Talk:Port Germein, South Australia

Rollbacks - Hummock Harbour and Melrose District Council

edit

I have rolled back two edits by @101.166.230.234:. Thank you for trying to help.

  • The reference for Hummock Harbour does indeed say that was a previous name for Port Germein. However the passage presumably refers to the body of water, not to a town that had not been established in 1854. What is less-clear to me is the relationship between "Germein Bay" and "Port Pirie" as bodies of water, rather than as towns and wharves. Could all three names actually refer to the same (or overlapping) things? A Google search for "Hummock Harbour" shows that Port Germein Heritage Arts and Tourism believed Wikipedia.
  • I can't find any proof that Port Germein District Council became part of Melrose District Council. It seems that Melrose held the council chamber for the District Council of Port Germein.

Stated task 1: Which three names does the first bullet point on the Port Germein talk page wonder might all refer to the same or overlapping bodies of water? List them.
Stated task 2: Write the next part of the Port Germein talk page discussion, starting after its final sentence.

Lines excerpted from a collection:
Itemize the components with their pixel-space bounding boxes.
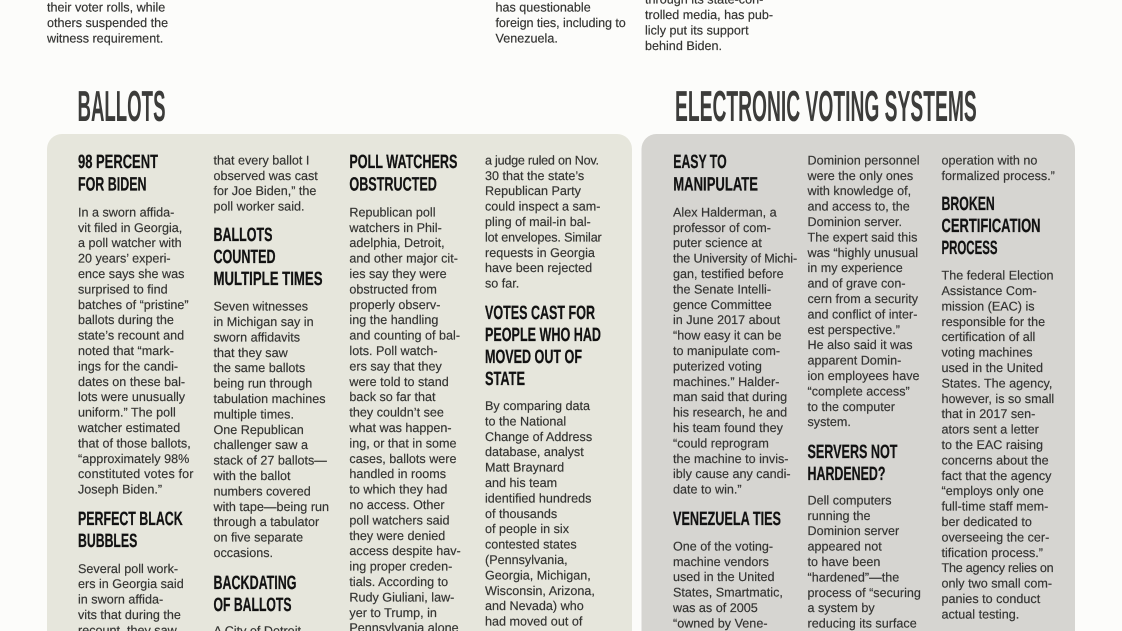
text block: sworn affidavit: dates on these bal- [78, 375, 185, 389]
subheading: easy to manipulate: EASY TO [673, 152, 727, 173]
panel: ballots [47, 134, 632, 631]
text block: Dell computers: running the [808, 509, 871, 523]
subheading: backdating of ballots [214, 573, 296, 616]
text block: formalized process: operation with no [942, 153, 1037, 167]
text block: Dominion personnel: He also said it was [808, 338, 912, 352]
text block: sworn affidavit: “approximately 98% [78, 452, 189, 466]
text block: Michigan witnesses: with tape—being run [212, 500, 329, 514]
subheading: broken certification process: CERTIFICATION [942, 216, 1040, 237]
text block: sworn affidavit: lots were unusually [78, 390, 186, 404]
text block: obstructed watchers: were told to stand [348, 375, 449, 389]
text block: obstructed watchers: ing, or that in some [349, 436, 457, 450]
text block: sworn affidavit: batches of “pristine” [78, 298, 189, 312]
text block: Dominion personnel: The expert said this [808, 230, 917, 244]
text block: Election Assistance Commission: responsible for the [942, 315, 1045, 329]
text block: change of address data: and his team [485, 476, 557, 490]
text block: Halderman testimony: puter science at [673, 236, 762, 250]
text block: change of address data: Wisconsin, Arizona, [485, 584, 595, 598]
text block: Election Assistance Commission: ators sent a letter [942, 423, 1039, 437]
text block: Halderman testimony: date to win.” [673, 483, 742, 497]
text block: Michigan witnesses: challenger saw a [214, 438, 308, 452]
subheading: poll watchers obstructed: OBSTRUCTED [349, 174, 437, 196]
text block: Dell computers: “hardened”—the [808, 570, 899, 584]
text block: obstructed watchers: access despite hav- [349, 544, 461, 558]
text block: sworn affidavit: surprised to find [78, 282, 168, 296]
subheading: servers not hardened: SERVERS NOT [808, 442, 898, 463]
text block: Election Assistance Commission: however, is so small [942, 392, 1054, 406]
subheading: 98 percent for Biden [78, 152, 158, 196]
text block: poll workers in Georgia: vits that during the [78, 608, 181, 622]
text block: Dell computers: reducing its surface [808, 617, 917, 631]
subheading: perfect black bubbles [78, 509, 183, 552]
text block: obstructed watchers: watchers in Phil- [348, 221, 442, 235]
text block: sworn affidavit: ence says she was [78, 267, 184, 281]
text block: Halderman testimony: gan, testified before [673, 267, 784, 281]
text block: Election Assistance Commission: fact that the agency [942, 469, 1052, 483]
text block: state media continuation: behind Biden. [645, 39, 722, 53]
text block: column four opening: Republican Party [485, 184, 582, 198]
subheading: votes cast for people who had moved: PEOPLE WHO HAD [485, 325, 601, 346]
text block: Michigan witnesses: being run through [214, 377, 312, 391]
text block: voter rolls continuation: others suspended the [47, 16, 168, 30]
text block: Dominion personnel: ion employees have [808, 369, 920, 383]
text block: foreign ties continuation: Venezuela. [496, 31, 558, 45]
text block: Halderman testimony: his team found they [673, 421, 784, 435]
text block: Election Assistance Commission: The federal Election [942, 269, 1054, 283]
text block: Halderman testimony: gence Committee [673, 298, 772, 312]
subheading: broken certification process: PROCESS [942, 238, 998, 259]
text block: Election Assistance Commission: full-time staff mem- [942, 500, 1048, 514]
text block: obstructed watchers: Rudy Giuliani, law- [349, 590, 454, 604]
text block: Election Assistance Commission: Assistance Com- [942, 284, 1037, 298]
text block: Dominion personnel: apparent Domin- [808, 354, 901, 368]
text block: voter rolls continuation: witness requirement. [46, 31, 163, 45]
text block: sworn affidavit: watcher estimated [77, 421, 180, 435]
text block: sworn affidavit: noted that “mark- [78, 344, 174, 358]
text block: sworn affidavit: that of those ballots, [78, 436, 191, 450]
text block: Smartmatic: States, Smartmatic, [673, 586, 783, 600]
text block: sworn affidavit: ballots during the [78, 313, 174, 327]
text block: Dominion personnel: with knowledge of, [806, 184, 911, 198]
text block: Michigan witnesses: Seven witnesses [214, 300, 308, 314]
text block: Halderman testimony: in June 2017 about [673, 313, 781, 327]
text block: Dell computers: process of “securing [808, 586, 921, 600]
text block: change of address data: of thousands [485, 507, 557, 521]
text block: obstructed watchers: and other major cit- [349, 252, 458, 266]
text block: Dominion personnel: to the computer [808, 400, 895, 414]
text block: obstructed watchers: ing proper creden- [349, 560, 452, 574]
text block: obstructed watchers: yer to Trump, in [349, 606, 437, 620]
subheading: 98 percent for Biden: FOR BIDEN [78, 174, 146, 196]
text block: change of address data: (Pennsylvania, [485, 553, 568, 567]
text block: column four opening: a judge ruled on Nov. [485, 153, 599, 167]
text block: foreign ties continuation: has questionable [496, 1, 591, 15]
text block: column four opening: have been rejected [485, 261, 592, 275]
subheading: servers not hardened [808, 442, 898, 485]
text block: Michigan witnesses: through a tabulator [214, 515, 319, 529]
text block: Dell computers: to have been [808, 555, 880, 569]
text block: Election Assistance Commission: that in 2017 sen- [942, 407, 1035, 421]
text block: column two opening: poll worker said. [214, 200, 304, 214]
text block: Halderman testimony: ibly cause any candi- [673, 467, 791, 481]
subheading: backdating of ballots: BACKDATING [214, 573, 296, 594]
text block: Michigan witnesses: on five separate [214, 531, 303, 545]
text block: change of address data: of people in six [485, 522, 570, 536]
subheading: servers not hardened: HARDENED? [808, 464, 886, 485]
text block: column four opening: lot envelopes. Similar [485, 230, 602, 244]
text block: Dell computers: Dell computers [808, 493, 892, 507]
text block: obstructed watchers: tials. According to [349, 575, 448, 589]
text block: column four opening: pling of mail-in bal- [485, 215, 591, 229]
text block: Dominion personnel: system. [808, 415, 851, 429]
text block: change of address data: By comparing data [485, 399, 590, 413]
text block: Michigan witnesses: numbers covered [214, 484, 311, 498]
text block: foreign ties continuation: foreign ties, including to [496, 16, 626, 30]
text block: obstructed watchers: no access. Other [349, 498, 445, 512]
text block: Election Assistance Commission: States. The agency, [942, 376, 1052, 390]
text block: column four opening: 30 that the state’s [485, 169, 584, 183]
text block: Dell computers: Dominion server [808, 524, 899, 538]
text block: sworn affidavit: Joseph Biden.” [78, 483, 162, 497]
text block: Halderman testimony: to manipulate com- [673, 344, 780, 358]
text block: Dell computers: a system by [808, 601, 875, 615]
text block: poll workers in Georgia: ers in Georgia said [78, 577, 184, 591]
text block: obstructed watchers: lots. Poll watch- [349, 344, 438, 358]
text block: sworn affidavit: state’s recount and [78, 329, 184, 343]
text block: obstructed watchers: ers say that they [349, 359, 443, 373]
text block: Halderman testimony: his research, he and [673, 406, 787, 420]
text block: obstructed watchers: cases, ballots were [349, 452, 457, 466]
text block: poll workers in Georgia: in sworn affida- [78, 593, 163, 607]
text block: obstructed watchers: back so far that [349, 390, 436, 404]
text block: change of address data: Change of Address [485, 430, 592, 444]
text block: Election Assistance Commission: The agency relies on [942, 561, 1054, 575]
text block: obstructed watchers: properly observ- [349, 298, 440, 312]
subheading: votes cast for people who had moved: STATE [485, 369, 525, 390]
text block: sworn affidavit: uniform.” The poll [78, 406, 176, 420]
subheading: poll watchers obstructed [349, 152, 458, 196]
text block: Halderman testimony: the University of Michi- [673, 252, 797, 266]
text block: poll workers in Georgia: Several poll work- [78, 562, 178, 576]
text block: Election Assistance Commission: only two small com- [942, 577, 1052, 591]
text block: Dominion personnel: Dominion server. [808, 215, 902, 229]
text block: sworn affidavit: a poll watcher with [78, 236, 182, 250]
text block: Halderman testimony: professor of com- [673, 221, 771, 235]
text block: column two opening: for Joe Biden,” the [214, 184, 316, 198]
text block: Dominion personnel: was “highly unusual [806, 246, 918, 260]
subheading: ballots counted multiple times: COUNTED [214, 247, 276, 268]
text block: change of address data: Matt Braynard [485, 461, 564, 475]
text block: Halderman testimony: puterized voting [673, 359, 762, 373]
text block: Election Assistance Commission: ber dedicated to [942, 515, 1032, 529]
text block: Halderman testimony: machines.” Halder- [673, 375, 779, 389]
text block: Dominion personnel: and access to, the [808, 200, 910, 214]
subheading: easy to manipulate [673, 152, 758, 196]
text block: obstructed watchers: they couldn’t see [349, 406, 444, 420]
text block: Michigan witnesses: sworn affidavits [214, 330, 300, 344]
text block: Election Assistance Commission: overseeing the cer- [942, 530, 1049, 544]
text block: Smartmatic: “owned by Vene- [673, 616, 768, 630]
text block: change of address data: had moved out of [485, 615, 583, 629]
text block: Election Assistance Commission: actual testing. [942, 607, 1019, 621]
text block: Halderman testimony: man said that during [673, 390, 787, 404]
text block: obstructed watchers: handled in rooms [349, 467, 446, 481]
text block: Michigan witnesses: the same ballots [214, 361, 305, 375]
text block: Election Assistance Commission: mission (EAC) is [942, 299, 1035, 313]
text block: Michigan witnesses: that they saw [214, 346, 289, 360]
text block: obstructed watchers: Republican poll [349, 205, 436, 219]
text block: obstructed watchers: adelphia, Detroit, [349, 236, 445, 250]
text block: Election Assistance Commission: voting machines [942, 346, 1033, 360]
text block: sworn affidavit: In a sworn affida- [78, 205, 174, 219]
text block: Dominion personnel: in my experience [808, 261, 903, 275]
text block: formalized process: formalized process.” [942, 169, 1055, 183]
text block: sworn affidavit: constituted votes for [78, 467, 194, 481]
text block: Halderman testimony: Alex Halderman, a [673, 205, 777, 219]
text: BALLOTS [78, 83, 166, 131]
subheading: votes cast for people who had moved: VOTES CAST FOR [485, 303, 595, 324]
text block: state media continuation: trolled media, has pub- [645, 8, 773, 22]
text block: Dominion personnel: Dominion personnel [808, 153, 920, 167]
subheading: easy to manipulate: MANIPULATE [673, 174, 758, 196]
text block: Election Assistance Commission: concerns about the [942, 453, 1049, 467]
text block: obstructed watchers: they were denied [349, 529, 445, 543]
text block: change of address data: Georgia, Michigan, [485, 568, 591, 582]
text block: Election Assistance Commission: to the EAC raising [942, 438, 1043, 452]
subheading: broken certification process [942, 194, 1040, 259]
text block: change of address data: contested states [485, 538, 577, 552]
text block: change of address data: to the National [485, 414, 566, 428]
text block: sworn affidavit: 20 years’ experi- [78, 252, 171, 266]
text block: column four opening: so far. [485, 277, 519, 291]
text block: Halderman testimony: “how easy it can be [673, 329, 782, 343]
text block: sworn affidavit: ings for the candi- [78, 359, 178, 373]
text block: Dominion personnel: and of grave con- [808, 277, 906, 291]
text block: Dominion personnel: cern from a security [808, 292, 919, 306]
subheading: perfect black bubbles: PERFECT BLACK [78, 509, 183, 530]
text block: Election Assistance Commission: used in the United [942, 361, 1043, 375]
text block: Election Assistance Commission: tification process.” [942, 546, 1043, 560]
text block: voter rolls continuation: their voter rolls, while [47, 1, 165, 15]
text block: Dell computers: appeared not [808, 540, 882, 554]
text block: Halderman testimony: the machine to invis- [673, 452, 788, 466]
text block: obstructed watchers: obstructed from [349, 282, 437, 296]
text block: Election Assistance Commission: certification of all [942, 330, 1035, 344]
text block: Smartmatic: One of the voting- [673, 539, 773, 553]
text block: Halderman testimony: the Senate Intelli- [673, 282, 771, 296]
text block: change of address data: and Nevada) who [485, 599, 584, 613]
subheading: votes cast for people who had moved [485, 303, 601, 390]
text block: obstructed watchers: ing the handling [349, 313, 438, 327]
text block: Michigan witnesses: stack of 27 ballots— [214, 454, 327, 468]
text block: column two opening: observed was cast [214, 169, 318, 183]
text block: Smartmatic: was as of 2005 [672, 601, 758, 615]
text block: Dominion personnel: est perspective.” [808, 323, 900, 337]
subheading: Venezuela ties: VENEZUELA TIES [673, 509, 781, 530]
text block: Michigan witnesses: with the ballot [212, 469, 291, 483]
text block: change of address data: identified hundreds [485, 491, 591, 505]
text block: sworn affidavit: vit filed in Georgia, [78, 221, 182, 235]
text block: Michigan witnesses: tabulation machines [214, 392, 326, 406]
text block: Michigan witnesses: occasions. [214, 546, 273, 560]
text block: Michigan witnesses: One Republican [214, 423, 304, 437]
text block: obstructed watchers: what was happen- [348, 421, 452, 435]
text block: obstructed watchers: poll watchers said [349, 513, 450, 527]
subheading: votes cast for people who had moved: MOVED OUT OF [485, 347, 582, 368]
text block: Smartmatic: machine vendors [673, 555, 769, 569]
text block: Michigan witnesses: in Michigan say in [214, 315, 314, 329]
text block: Halderman testimony: “could reprogram [673, 436, 769, 450]
subheading: perfect black bubbles: BUBBLES [78, 531, 137, 552]
text block: Dominion personnel: were the only ones [806, 169, 913, 183]
subheading: ballots counted multiple times [214, 225, 323, 290]
subheading: backdating of ballots: OF BALLOTS [214, 595, 292, 616]
text block: column four opening: requests in Georgia [485, 246, 595, 260]
text block: Smartmatic: used in the United [673, 570, 775, 584]
text block: obstructed watchers: and counting of bal- [349, 329, 460, 343]
text block: Michigan witnesses: multiple times. [214, 407, 294, 421]
text block: column two opening: that every ballot I [214, 153, 309, 167]
text block: change of address data: database, analyst [485, 445, 584, 459]
panel: electronic voting systems [642, 134, 1075, 631]
subheading: ballots counted multiple times: MULTIPLE TIMES [214, 269, 323, 290]
text block: obstructed watchers: ies say they were [349, 267, 447, 281]
text block: Election Assistance Commission: “employs only one [942, 484, 1044, 498]
subheading: poll watchers obstructed: POLL WATCHERS [349, 152, 458, 173]
text block: Dominion personnel: and conflict of inter- [808, 307, 917, 321]
subheading: broken certification process: BROKEN [942, 194, 995, 215]
subheading: ballots counted multiple times: BALLOTS [214, 225, 273, 246]
text block: Election Assistance Commission: panies to conduct [942, 592, 1041, 606]
text block: state media continuation: licly put its support [645, 23, 749, 37]
subheading: 98 percent for Biden: 98 PERCENT [78, 152, 158, 173]
text block: Dominion personnel: “complete access” [808, 384, 910, 398]
text block: obstructed watchers: to which they had [349, 483, 447, 497]
text block: column four opening: could inspect a sam- [485, 200, 600, 214]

Answer 1:
Hummock Harbour
Germein Bay
Port Pirie

Answer 2:
--Scott Davis Talk 07:10, 4 February 2017 (UTC)Reply

There was no "District Council of Melrose": the District Council of Port Germein (1888-1980) merged into the District Council of Mount Remarkable. The Drover's Wife (talk) 12:18, 4 February 2017 (UTC)Reply
@Louisenord: has removed the sentence again, with edit summary Port Germein was not known as Hummock Harbour "Adelaide Observer (SA : 1843 - 1904), Saturday 19 April 1851, page 7", "South Australian Register (Adelaide, SA : 1839 - 1900), Thursday 14 December 1871, page 5"
these references appear to be to articles:
  • "PORT GERMAIN". Adelaide Observer. Vol. IX, , no. 408. South Australia. 19 April 1851. p. 7. Retrieved 14 February 2017 – via National Library of Australia. ...a rough survey of Port Pirie, now more generally-known as "Hummock Harbour," ...{{cite news}}: CS1 maint: extra punctuation (link)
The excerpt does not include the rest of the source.